| The exercise |
Collect each line of the records containing the string "quem".

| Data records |
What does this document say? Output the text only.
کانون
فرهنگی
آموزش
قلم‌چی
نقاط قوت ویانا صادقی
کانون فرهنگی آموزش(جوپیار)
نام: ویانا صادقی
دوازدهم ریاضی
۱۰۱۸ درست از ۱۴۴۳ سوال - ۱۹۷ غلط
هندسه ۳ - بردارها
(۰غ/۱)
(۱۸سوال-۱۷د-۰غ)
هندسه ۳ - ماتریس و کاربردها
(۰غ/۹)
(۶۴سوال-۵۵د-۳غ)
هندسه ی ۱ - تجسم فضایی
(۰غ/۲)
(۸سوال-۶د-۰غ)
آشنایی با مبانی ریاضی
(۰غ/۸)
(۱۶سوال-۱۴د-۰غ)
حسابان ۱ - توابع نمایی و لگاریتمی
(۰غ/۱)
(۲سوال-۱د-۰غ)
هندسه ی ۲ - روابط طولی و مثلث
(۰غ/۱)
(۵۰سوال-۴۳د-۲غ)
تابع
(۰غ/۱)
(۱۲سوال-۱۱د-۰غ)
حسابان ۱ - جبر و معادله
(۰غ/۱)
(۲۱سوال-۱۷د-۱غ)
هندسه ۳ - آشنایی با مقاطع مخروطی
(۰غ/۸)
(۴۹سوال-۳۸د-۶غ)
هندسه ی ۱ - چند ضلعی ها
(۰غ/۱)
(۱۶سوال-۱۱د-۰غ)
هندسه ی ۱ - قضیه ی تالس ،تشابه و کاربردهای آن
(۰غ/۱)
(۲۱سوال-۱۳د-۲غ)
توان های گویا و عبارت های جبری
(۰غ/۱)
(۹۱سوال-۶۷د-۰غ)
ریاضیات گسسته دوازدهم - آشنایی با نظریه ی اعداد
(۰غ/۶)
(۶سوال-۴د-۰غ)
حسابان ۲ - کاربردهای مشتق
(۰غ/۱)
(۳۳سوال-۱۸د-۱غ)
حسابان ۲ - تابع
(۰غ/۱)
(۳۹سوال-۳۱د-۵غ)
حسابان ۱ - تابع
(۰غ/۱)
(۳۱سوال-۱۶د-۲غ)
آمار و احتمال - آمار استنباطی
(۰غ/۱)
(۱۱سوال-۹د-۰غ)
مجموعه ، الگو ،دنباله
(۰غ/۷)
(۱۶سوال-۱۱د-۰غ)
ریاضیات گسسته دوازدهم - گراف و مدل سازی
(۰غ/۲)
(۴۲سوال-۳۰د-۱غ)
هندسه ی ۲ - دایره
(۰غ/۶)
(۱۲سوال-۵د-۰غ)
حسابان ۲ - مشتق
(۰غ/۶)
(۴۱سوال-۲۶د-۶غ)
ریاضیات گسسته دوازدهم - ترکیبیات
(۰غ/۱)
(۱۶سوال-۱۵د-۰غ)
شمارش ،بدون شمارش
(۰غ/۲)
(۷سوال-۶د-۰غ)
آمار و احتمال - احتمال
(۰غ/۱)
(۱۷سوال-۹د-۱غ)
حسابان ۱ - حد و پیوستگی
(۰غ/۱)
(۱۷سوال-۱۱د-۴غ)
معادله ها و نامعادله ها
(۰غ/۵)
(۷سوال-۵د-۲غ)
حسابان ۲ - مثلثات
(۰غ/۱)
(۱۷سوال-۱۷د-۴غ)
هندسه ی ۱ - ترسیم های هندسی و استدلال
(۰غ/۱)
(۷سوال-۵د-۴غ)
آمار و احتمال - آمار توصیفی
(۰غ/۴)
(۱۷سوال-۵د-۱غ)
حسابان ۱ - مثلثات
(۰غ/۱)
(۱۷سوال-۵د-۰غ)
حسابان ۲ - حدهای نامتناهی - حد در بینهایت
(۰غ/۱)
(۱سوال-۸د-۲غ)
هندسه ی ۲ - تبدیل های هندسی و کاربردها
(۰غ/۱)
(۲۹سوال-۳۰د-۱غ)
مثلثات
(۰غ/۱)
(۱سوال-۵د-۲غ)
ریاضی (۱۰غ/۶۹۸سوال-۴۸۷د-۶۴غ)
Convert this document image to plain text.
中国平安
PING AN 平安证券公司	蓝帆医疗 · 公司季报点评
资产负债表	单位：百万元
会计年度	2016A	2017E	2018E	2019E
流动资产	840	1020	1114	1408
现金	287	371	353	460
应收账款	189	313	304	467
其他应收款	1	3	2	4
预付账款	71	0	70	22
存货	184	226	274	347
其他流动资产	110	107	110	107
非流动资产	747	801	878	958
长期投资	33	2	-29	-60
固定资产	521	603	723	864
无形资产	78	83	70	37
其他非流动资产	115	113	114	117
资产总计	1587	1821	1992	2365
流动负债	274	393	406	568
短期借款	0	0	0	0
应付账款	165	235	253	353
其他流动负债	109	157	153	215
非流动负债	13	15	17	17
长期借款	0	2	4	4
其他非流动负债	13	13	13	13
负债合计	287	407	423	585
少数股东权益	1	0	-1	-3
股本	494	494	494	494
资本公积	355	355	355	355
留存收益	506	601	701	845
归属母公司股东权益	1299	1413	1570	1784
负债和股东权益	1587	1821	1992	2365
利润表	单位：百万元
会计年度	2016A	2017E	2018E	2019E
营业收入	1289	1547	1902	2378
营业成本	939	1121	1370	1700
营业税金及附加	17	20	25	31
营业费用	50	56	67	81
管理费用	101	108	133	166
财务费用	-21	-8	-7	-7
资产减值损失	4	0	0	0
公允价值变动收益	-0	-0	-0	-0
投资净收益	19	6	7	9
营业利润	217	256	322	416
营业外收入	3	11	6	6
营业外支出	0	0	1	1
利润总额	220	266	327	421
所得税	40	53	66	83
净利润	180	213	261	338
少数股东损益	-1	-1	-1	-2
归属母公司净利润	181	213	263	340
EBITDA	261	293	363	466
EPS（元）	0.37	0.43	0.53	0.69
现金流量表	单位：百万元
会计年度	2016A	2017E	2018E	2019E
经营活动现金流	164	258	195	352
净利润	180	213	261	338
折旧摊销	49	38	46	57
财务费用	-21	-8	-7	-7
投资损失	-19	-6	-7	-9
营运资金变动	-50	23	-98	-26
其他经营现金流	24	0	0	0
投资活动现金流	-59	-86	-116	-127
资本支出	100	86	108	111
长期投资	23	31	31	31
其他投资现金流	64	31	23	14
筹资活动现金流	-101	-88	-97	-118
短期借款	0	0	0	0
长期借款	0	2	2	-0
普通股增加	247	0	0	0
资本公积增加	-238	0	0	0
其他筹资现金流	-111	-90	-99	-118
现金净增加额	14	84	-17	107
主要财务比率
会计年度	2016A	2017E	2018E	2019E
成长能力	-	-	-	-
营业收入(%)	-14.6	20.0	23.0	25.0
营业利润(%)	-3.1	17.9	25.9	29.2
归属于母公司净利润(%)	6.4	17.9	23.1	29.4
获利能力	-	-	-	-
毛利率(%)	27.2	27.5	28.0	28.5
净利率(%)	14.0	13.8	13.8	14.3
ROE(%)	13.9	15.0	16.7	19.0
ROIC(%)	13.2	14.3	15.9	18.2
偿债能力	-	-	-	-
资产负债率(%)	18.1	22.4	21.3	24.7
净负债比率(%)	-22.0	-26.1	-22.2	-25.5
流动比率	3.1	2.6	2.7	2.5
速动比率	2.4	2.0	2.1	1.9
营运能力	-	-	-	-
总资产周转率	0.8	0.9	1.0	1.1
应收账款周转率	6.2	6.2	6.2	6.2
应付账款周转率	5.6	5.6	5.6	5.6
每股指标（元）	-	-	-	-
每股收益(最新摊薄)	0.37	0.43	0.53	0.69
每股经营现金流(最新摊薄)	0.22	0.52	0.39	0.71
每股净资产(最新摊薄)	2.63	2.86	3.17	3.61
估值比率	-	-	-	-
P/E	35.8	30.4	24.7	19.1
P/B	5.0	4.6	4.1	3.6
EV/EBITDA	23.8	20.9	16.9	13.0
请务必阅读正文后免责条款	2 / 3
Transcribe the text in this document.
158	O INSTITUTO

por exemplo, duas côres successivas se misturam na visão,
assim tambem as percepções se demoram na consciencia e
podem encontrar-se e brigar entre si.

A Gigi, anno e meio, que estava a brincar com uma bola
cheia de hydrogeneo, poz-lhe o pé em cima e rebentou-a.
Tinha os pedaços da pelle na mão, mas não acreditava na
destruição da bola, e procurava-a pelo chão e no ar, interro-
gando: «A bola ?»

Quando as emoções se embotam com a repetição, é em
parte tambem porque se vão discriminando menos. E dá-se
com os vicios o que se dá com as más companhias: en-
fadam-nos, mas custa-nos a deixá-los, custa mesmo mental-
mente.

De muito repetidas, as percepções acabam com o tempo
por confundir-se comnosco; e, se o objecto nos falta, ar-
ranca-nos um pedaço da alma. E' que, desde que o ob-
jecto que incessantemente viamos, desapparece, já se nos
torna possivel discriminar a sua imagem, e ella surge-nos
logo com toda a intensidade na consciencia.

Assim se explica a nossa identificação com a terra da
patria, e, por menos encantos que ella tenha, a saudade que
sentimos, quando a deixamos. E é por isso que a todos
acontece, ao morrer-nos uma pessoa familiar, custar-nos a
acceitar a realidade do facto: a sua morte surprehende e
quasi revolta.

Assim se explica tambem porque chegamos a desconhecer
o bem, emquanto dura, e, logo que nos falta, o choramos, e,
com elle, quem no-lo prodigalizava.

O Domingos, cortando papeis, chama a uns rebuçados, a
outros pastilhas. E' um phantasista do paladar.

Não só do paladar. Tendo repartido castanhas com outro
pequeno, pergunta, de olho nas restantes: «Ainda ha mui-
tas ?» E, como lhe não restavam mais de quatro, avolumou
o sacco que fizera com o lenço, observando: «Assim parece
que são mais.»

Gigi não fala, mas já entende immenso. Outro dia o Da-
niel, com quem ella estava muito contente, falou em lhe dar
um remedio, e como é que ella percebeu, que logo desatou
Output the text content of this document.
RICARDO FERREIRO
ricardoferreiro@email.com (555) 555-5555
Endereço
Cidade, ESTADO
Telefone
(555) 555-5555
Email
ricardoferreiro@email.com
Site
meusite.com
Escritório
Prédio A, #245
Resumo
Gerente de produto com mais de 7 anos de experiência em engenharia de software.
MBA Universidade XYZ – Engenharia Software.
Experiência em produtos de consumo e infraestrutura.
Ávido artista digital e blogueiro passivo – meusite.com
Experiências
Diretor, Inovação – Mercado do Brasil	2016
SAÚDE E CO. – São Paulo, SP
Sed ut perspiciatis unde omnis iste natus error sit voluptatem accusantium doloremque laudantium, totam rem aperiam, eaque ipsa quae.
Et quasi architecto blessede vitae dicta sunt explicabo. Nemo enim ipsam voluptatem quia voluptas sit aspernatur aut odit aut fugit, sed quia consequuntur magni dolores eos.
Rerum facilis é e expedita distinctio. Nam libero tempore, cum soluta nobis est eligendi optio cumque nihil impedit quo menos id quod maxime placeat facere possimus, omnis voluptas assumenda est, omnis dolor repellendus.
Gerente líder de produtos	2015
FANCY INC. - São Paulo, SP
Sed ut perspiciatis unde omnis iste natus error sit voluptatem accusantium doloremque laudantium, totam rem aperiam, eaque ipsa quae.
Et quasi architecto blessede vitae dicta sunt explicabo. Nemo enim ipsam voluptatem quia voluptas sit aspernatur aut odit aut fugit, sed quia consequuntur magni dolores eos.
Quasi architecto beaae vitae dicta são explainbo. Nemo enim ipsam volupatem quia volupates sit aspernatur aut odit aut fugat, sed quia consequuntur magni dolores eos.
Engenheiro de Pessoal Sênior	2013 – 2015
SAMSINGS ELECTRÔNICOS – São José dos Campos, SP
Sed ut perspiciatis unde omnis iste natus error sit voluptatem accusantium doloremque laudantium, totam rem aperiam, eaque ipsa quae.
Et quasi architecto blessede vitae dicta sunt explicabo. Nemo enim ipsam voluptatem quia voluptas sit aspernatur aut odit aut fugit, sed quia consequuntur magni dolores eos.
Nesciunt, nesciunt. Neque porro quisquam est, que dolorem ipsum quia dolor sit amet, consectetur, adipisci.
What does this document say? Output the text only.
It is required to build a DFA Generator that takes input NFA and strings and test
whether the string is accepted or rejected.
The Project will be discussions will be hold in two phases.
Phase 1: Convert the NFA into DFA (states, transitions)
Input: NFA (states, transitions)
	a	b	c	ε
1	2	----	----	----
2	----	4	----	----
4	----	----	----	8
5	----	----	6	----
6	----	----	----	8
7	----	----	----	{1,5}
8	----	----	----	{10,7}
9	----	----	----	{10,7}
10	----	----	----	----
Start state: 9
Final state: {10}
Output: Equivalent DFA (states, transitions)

| Response to the task |
com elle, quem no-lo prodigalizava.
niel, com quem ella estava muito contente, falou em lhe dar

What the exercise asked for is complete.